Data extracted from a collection:
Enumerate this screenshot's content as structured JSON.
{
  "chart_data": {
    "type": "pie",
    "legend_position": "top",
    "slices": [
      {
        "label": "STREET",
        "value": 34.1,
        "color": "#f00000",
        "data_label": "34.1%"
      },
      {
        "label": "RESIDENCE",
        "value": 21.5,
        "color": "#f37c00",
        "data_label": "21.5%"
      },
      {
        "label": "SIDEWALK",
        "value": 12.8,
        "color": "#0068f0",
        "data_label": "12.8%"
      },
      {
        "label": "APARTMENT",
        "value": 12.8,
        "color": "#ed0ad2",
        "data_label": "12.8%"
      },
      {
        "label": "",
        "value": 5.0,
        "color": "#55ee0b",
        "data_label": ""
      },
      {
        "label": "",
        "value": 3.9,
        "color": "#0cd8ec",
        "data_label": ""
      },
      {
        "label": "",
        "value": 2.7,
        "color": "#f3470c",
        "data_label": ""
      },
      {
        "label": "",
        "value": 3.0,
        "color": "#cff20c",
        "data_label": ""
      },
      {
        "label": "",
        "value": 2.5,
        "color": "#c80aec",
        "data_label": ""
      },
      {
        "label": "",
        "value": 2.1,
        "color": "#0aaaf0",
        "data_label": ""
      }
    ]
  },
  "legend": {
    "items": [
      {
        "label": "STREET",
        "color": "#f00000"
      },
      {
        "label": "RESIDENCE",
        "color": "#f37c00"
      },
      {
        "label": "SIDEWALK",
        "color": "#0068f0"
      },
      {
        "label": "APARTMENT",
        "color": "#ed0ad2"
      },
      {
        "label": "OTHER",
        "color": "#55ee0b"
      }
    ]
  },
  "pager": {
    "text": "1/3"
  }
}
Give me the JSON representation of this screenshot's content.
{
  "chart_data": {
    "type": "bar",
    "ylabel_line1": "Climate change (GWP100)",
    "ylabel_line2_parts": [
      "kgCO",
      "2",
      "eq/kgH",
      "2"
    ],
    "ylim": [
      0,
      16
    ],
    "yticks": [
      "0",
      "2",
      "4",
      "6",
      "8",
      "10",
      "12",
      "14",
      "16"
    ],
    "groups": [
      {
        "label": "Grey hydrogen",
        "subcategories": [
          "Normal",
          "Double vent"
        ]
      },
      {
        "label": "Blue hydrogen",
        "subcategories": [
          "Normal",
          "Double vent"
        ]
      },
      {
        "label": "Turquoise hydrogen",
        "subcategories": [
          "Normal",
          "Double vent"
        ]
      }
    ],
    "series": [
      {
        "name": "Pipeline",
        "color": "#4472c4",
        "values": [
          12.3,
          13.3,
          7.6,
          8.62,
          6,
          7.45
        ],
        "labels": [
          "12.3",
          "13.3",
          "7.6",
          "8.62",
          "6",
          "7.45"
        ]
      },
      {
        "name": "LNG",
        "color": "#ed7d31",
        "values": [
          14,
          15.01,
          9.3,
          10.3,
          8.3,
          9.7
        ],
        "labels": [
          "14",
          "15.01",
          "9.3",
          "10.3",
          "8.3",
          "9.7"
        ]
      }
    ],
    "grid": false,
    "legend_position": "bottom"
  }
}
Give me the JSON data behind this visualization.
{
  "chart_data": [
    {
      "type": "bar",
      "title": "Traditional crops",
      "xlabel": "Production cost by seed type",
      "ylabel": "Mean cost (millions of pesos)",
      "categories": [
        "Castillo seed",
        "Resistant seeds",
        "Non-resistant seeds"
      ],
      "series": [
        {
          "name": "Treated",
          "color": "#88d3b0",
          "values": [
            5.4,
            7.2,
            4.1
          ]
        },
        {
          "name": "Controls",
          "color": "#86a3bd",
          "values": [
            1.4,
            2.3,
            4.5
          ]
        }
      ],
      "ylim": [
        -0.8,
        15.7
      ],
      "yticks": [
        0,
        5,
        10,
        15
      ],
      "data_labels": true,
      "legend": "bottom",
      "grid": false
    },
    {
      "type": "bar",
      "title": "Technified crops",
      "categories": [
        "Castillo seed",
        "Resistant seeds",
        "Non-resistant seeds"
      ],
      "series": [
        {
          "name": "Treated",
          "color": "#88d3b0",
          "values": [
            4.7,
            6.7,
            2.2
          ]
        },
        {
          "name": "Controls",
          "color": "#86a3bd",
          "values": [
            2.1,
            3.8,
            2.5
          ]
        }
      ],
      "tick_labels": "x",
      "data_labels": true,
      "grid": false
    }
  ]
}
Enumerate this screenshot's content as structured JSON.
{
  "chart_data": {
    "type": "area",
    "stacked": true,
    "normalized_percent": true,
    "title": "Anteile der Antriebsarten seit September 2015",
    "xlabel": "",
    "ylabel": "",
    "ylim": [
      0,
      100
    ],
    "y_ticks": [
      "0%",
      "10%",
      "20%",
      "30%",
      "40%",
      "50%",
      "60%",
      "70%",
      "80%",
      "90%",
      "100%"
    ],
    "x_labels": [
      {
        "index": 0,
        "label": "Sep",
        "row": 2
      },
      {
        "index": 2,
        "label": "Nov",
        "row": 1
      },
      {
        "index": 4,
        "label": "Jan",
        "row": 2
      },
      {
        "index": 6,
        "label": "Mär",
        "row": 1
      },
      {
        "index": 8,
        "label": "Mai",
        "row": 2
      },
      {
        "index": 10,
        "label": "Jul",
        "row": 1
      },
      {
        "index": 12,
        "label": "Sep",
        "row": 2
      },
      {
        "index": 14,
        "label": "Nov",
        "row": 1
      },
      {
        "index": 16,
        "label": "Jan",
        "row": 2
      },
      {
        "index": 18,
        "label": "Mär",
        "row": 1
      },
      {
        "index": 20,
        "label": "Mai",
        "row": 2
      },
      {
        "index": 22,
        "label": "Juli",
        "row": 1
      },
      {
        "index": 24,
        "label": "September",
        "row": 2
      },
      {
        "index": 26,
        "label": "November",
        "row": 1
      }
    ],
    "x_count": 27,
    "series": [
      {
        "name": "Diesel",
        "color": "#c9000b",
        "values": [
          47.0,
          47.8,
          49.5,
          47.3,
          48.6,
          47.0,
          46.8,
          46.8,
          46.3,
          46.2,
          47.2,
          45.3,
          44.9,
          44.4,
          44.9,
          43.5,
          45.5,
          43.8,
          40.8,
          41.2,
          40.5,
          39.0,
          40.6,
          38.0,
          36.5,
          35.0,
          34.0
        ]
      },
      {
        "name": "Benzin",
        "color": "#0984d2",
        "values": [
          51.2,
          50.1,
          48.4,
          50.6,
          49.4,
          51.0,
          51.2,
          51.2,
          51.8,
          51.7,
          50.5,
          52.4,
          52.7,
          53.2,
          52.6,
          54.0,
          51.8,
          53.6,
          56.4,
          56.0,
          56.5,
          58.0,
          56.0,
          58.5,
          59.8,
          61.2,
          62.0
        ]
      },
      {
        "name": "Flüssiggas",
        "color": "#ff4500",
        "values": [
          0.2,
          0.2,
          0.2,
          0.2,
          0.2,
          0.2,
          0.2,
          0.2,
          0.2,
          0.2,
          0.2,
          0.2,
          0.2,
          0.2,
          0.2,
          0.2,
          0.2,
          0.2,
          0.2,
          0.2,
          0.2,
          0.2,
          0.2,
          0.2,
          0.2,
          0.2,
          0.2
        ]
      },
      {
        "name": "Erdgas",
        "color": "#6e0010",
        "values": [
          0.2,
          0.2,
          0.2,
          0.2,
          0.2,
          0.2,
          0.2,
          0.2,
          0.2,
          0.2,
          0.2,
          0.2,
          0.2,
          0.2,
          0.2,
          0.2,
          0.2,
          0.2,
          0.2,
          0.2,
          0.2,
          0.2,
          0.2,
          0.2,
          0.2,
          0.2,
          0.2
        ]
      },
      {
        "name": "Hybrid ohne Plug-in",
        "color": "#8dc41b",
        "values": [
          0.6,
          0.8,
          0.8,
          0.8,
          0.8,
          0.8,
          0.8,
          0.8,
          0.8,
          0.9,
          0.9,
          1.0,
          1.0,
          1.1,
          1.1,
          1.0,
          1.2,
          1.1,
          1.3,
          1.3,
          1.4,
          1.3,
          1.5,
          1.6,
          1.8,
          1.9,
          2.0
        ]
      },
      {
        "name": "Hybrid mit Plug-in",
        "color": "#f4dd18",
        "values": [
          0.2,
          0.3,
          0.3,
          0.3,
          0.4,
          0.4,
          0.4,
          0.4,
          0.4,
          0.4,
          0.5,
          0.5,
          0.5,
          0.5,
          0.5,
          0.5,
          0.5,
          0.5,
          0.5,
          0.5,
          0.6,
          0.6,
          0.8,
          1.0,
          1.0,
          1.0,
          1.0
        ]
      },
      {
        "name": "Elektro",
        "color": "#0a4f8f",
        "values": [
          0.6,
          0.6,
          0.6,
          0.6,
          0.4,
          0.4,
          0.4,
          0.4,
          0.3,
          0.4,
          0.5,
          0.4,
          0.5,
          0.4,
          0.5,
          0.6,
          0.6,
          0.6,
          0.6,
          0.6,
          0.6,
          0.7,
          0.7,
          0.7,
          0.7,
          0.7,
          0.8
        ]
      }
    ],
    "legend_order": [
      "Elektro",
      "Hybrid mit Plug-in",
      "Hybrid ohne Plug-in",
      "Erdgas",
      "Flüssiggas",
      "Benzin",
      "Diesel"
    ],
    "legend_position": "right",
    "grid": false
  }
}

Exercise instructions: Copy each line of the listing that includes "Hybrid".

Result of this task:
        "name": "Hybrid ohne Plug-in",
        "name": "Hybrid mit Plug-in",
      "Hybrid mit Plug-in",
      "Hybrid ohne Plug-in",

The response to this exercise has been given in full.